## [Cel]
Przepisz wiernie wiersze rekordów od samego początku do wiersza zawierającego „plus-icon (591, 937, 603, 949)”, łącznie z tym wierszem.

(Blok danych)
+-------+
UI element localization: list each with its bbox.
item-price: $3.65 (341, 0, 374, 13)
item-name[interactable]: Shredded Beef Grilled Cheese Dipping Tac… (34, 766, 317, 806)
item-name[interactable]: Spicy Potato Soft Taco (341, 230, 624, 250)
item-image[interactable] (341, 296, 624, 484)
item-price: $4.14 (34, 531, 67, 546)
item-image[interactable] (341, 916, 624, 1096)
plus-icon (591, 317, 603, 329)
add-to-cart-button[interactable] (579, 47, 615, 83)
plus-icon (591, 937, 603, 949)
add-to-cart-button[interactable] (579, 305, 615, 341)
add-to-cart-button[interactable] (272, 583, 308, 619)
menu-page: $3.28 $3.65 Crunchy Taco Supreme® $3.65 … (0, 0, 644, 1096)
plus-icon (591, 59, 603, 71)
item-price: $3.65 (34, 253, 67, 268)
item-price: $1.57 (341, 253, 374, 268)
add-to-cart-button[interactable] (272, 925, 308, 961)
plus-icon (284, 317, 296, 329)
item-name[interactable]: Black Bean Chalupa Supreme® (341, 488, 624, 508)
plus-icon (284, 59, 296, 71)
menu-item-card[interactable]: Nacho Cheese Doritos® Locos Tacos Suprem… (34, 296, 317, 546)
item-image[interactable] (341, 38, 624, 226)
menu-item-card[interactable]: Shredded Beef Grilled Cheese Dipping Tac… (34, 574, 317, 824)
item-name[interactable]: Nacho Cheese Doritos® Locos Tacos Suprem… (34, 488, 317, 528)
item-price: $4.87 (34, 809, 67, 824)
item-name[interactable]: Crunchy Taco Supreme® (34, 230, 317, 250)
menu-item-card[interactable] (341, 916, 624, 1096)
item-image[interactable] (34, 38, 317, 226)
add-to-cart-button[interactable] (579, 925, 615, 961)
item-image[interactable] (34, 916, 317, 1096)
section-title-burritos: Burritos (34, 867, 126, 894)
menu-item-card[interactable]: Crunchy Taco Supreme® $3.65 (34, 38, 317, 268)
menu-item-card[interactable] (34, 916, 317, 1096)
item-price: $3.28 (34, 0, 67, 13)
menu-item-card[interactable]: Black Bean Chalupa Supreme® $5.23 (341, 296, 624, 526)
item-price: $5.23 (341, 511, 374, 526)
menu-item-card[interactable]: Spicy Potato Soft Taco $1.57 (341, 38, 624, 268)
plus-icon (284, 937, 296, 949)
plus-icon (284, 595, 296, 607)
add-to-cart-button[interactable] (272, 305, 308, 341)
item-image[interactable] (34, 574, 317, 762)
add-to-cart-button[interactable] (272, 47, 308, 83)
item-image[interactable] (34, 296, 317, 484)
+-------+
## [Wykonane zadanie]
UI element localization: list each with its bbox.
item-price: $3.65 (341, 0, 374, 13)
item-name[interactable]: Shredded Beef Grilled Cheese Dipping Tac… (34, 766, 317, 806)
item-name[interactable]: Spicy Potato Soft Taco (341, 230, 624, 250)
item-image[interactable] (341, 296, 624, 484)
item-price: $4.14 (34, 531, 67, 546)
item-image[interactable] (341, 916, 624, 1096)
plus-icon (591, 317, 603, 329)
add-to-cart-button[interactable] (579, 47, 615, 83)
plus-icon (591, 937, 603, 949)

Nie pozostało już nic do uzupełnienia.